- _The exercise_:
Copy out the data exactly, leaving the pictures behind.

(Rows from a dataset)
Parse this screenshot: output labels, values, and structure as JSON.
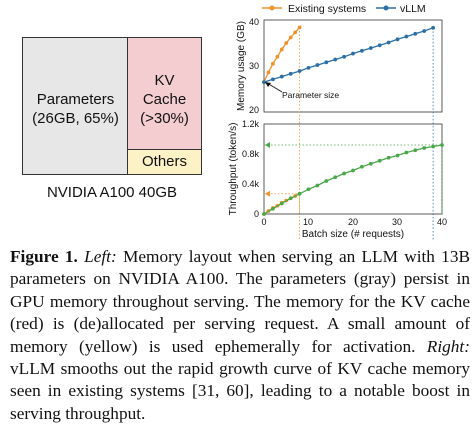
{
  "left_figure": {
    "parameters_label": "Parameters",
    "parameters_detail": "(26GB, 65%)",
    "kv_label": "KV",
    "kv_label2": "Cache",
    "kv_detail": "(>30%)",
    "others_label": "Others",
    "gpu_label": "NVIDIA A100 40GB"
  },
  "legend": {
    "existing": "Existing systems",
    "vllm": "vLLM"
  },
  "colors": {
    "existing": "#f0922b",
    "vllm": "#2b6fa6",
    "throughput_vllm": "#4aa84a",
    "parameters": "#e7e7e7",
    "kv_cache": "#f3cdd0",
    "others": "#fdf1c6"
  },
  "chart_data": [
    {
      "type": "line",
      "ylabel": "Memory usage (GB)",
      "yticks": [
        "20",
        "30",
        "40"
      ],
      "ylim": [
        20,
        40
      ],
      "xlim": [
        0,
        40
      ],
      "annotation": "Parameter size",
      "series": [
        {
          "name": "Existing systems",
          "x": [
            0,
            1,
            2,
            3,
            4,
            5,
            6,
            7,
            8
          ],
          "y": [
            26.5,
            28.6,
            30.5,
            32.0,
            33.6,
            35.0,
            36.2,
            37.3,
            38.4
          ]
        },
        {
          "name": "vLLM",
          "x": [
            0,
            2,
            4,
            6,
            8,
            10,
            12,
            14,
            16,
            18,
            20,
            22,
            24,
            26,
            28,
            30,
            32,
            34,
            36,
            38
          ],
          "y": [
            26.5,
            27.1,
            27.7,
            28.3,
            28.9,
            29.6,
            30.2,
            30.8,
            31.4,
            32.0,
            32.7,
            33.3,
            33.9,
            34.5,
            35.1,
            35.8,
            36.4,
            37.0,
            37.6,
            38.3
          ]
        }
      ]
    },
    {
      "type": "line",
      "ylabel": "Throughput (token/s)",
      "xlabel": "Batch size (# requests)",
      "yticks": [
        "0",
        "0.4k",
        "0.8k",
        "1.2k"
      ],
      "xticks": [
        "0",
        "10",
        "20",
        "30",
        "40"
      ],
      "ylim": [
        0,
        1.2
      ],
      "xlim": [
        0,
        40
      ],
      "series": [
        {
          "name": "Existing systems",
          "x": [
            0,
            1,
            2,
            3,
            4,
            5,
            6,
            7,
            8
          ],
          "y": [
            0.0,
            0.04,
            0.08,
            0.11,
            0.15,
            0.18,
            0.21,
            0.24,
            0.27
          ]
        },
        {
          "name": "vLLM",
          "x": [
            0,
            2,
            4,
            6,
            8,
            10,
            12,
            14,
            16,
            18,
            20,
            22,
            24,
            26,
            28,
            30,
            32,
            34,
            36,
            38,
            40
          ],
          "y": [
            0.0,
            0.07,
            0.14,
            0.21,
            0.27,
            0.33,
            0.38,
            0.44,
            0.49,
            0.54,
            0.58,
            0.63,
            0.67,
            0.71,
            0.75,
            0.78,
            0.82,
            0.85,
            0.88,
            0.9,
            0.92
          ]
        }
      ]
    }
  ],
  "caption": {
    "label": "Figure 1.",
    "left_word": "Left:",
    "text1": " Memory layout when serving an LLM with 13B parameters on NVIDIA A100. The parameters (gray) persist in GPU memory throughout serving. The memory for the KV cache (red) is (de)allocated per serving request. A small amount of memory (yellow) is used ephemerally for activation. ",
    "right_word": "Right:",
    "text2": " vLLM smooths out the rapid growth curve of KV cache memory seen in existing systems [31, 60], leading to a notable boost in serving throughput."
  }
}
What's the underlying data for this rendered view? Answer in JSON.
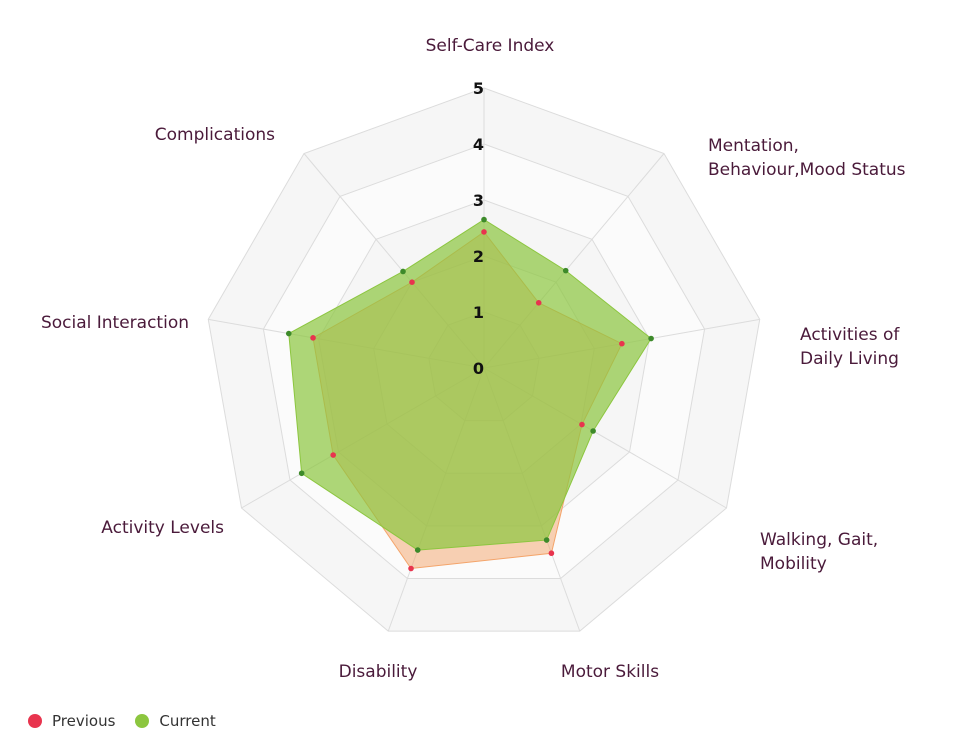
{
  "chart_data": {
    "type": "radar",
    "categories": [
      "Self-Care Index",
      "Mentation,\nBehaviour,Mood Status",
      "Activities of\nDaily Living",
      "Walking, Gait,\nMobility",
      "Motor Skills",
      "Disability",
      "Activity Levels",
      "Social Interaction",
      "Complications"
    ],
    "series": [
      {
        "name": "Previous",
        "color": "#e8344e",
        "fill": "#f4a46a",
        "values": [
          2.43,
          1.52,
          2.5,
          2.02,
          3.52,
          3.81,
          3.11,
          3.1,
          2.0
        ]
      },
      {
        "name": "Current",
        "color": "#8cc63f",
        "fill": "#8cc63f",
        "values": [
          2.65,
          2.27,
          3.03,
          2.25,
          3.27,
          3.46,
          3.76,
          3.54,
          2.25
        ]
      }
    ],
    "ylim": [
      0,
      5
    ],
    "yticks": [
      0,
      1,
      2,
      3,
      4,
      5
    ],
    "legend": "bottom-left"
  }
}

- _Answer to the task_:
Parse this screenshot: output labels, values, and structure as JSON.
{
  "left_figure": {
    "parameters_label": "Parameters",
    "parameters_detail": "(26GB, 65%)",
    "kv_label": "KV",
    "kv_label2": "Cache",
    "kv_detail": "(>30%)",
    "others_label": "Others",
    "gpu_label": "NVIDIA A100 40GB"
  },
  "legend": {
    "existing": "Existing systems",
    "vllm": "vLLM"
  },
  "colors": {
    "existing": "#f0922b",
    "vllm": "#2b6fa6",
    "throughput_vllm": "#4aa84a",
    "parameters": "#e7e7e7",
    "kv_cache": "#f3cdd0",
    "others": "#fdf1c6"
  },
  "chart_data": [
    {
      "type": "line",
      "ylabel": "Memory usage (GB)",
      "yticks": [
        "20",
        "30",
        "40"
      ],
      "ylim": [
        20,
        40
      ],
      "xlim": [
        0,
        40
      ],
      "annotation": "Parameter size",
      "series": [
        {
          "name": "Existing systems",
          "x": [
            0,
            1,
            2,
            3,
            4,
            5,
            6,
            7,
            8
          ],
          "y": [
            26.5,
            28.6,
            30.5,
            32.0,
            33.6,
            35.0,
            36.2,
            37.3,
            38.4
          ]
        },
        {
          "name": "vLLM",
          "x": [
            0,
            2,
            4,
            6,
            8,
            10,
            12,
            14,
            16,
            18,
            20,
            22,
            24,
            26,
            28,
            30,
            32,
            34,
            36,
            38
          ],
          "y": [
            26.5,
            27.1,
            27.7,
            28.3,
            28.9,
            29.6,
            30.2,
            30.8,
            31.4,
            32.0,
            32.7,
            33.3,
            33.9,
            34.5,
            35.1,
            35.8,
            36.4,
            37.0,
            37.6,
            38.3
          ]
        }
      ]
    },
    {
      "type": "line",
      "ylabel": "Throughput (token/s)",
      "xlabel": "Batch size (# requests)",
      "yticks": [
        "0",
        "0.4k",
        "0.8k",
        "1.2k"
      ],
      "xticks": [
        "0",
        "10",
        "20",
        "30",
        "40"
      ],
      "ylim": [
        0,
        1.2
      ],
      "xlim": [
        0,
        40
      ],
      "series": [
        {
          "name": "Existing systems",
          "x": [
            0,
            1,
            2,
            3,
            4,
            5,
            6,
            7,
            8
          ],
          "y": [
            0.0,
            0.04,
            0.08,
            0.11,
            0.15,
            0.18,
            0.21,
            0.24,
            0.27
          ]
        },
        {
          "name": "vLLM",
          "x": [
            0,
            2,
            4,
            6,
            8,
            10,
            12,
            14,
            16,
            18,
            20,
            22,
            24,
            26,
            28,
            30,
            32,
            34,
            36,
            38,
            40
          ],
          "y": [
            0.0,
            0.07,
            0.14,
            0.21,
            0.27,
            0.33,
            0.38,
            0.44,
            0.49,
            0.54,
            0.58,
            0.63,
            0.67,
            0.71,
            0.75,
            0.78,
            0.82,
            0.85,
            0.88,
            0.9,
            0.92
          ]
        }
      ]
    }
  ],
  "caption": {
    "label": "Figure 1.",
    "left_word": "Left:",
    "text1": " Memory layout when serving an LLM with 13B parameters on NVIDIA A100. The parameters (gray) persist in GPU memory throughout serving. The memory for the KV cache (red) is (de)allocated per serving request. A small amount of memory (yellow) is used ephemerally for activation. ",
    "right_word": "Right:",
    "text2": " vLLM smooths out the rapid growth curve of KV cache memory seen in existing systems [31, 60], leading to a notable boost in serving throughput."
  }
}
What's the underlying data for this rendered view? Answer in JSON.
{
  "chart_data": {
    "type": "radar",
    "categories": [
      "Self-Care Index",
      "Mentation,\nBehaviour,Mood Status",
      "Activities of\nDaily Living",
      "Walking, Gait,\nMobility",
      "Motor Skills",
      "Disability",
      "Activity Levels",
      "Social Interaction",
      "Complications"
    ],
    "series": [
      {
        "name": "Previous",
        "color": "#e8344e",
        "fill": "#f4a46a",
        "values": [
          2.43,
          1.52,
          2.5,
          2.02,
          3.52,
          3.81,
          3.11,
          3.1,
          2.0
        ]
      },
      {
        "name": "Current",
        "color": "#8cc63f",
        "fill": "#8cc63f",
        "values": [
          2.65,
          2.27,
          3.03,
          2.25,
          3.27,
          3.46,
          3.76,
          3.54,
          2.25
        ]
      }
    ],
    "ylim": [
      0,
      5
    ],
    "yticks": [
      0,
      1,
      2,
      3,
      4,
      5
    ],
    "legend": "bottom-left"
  }
}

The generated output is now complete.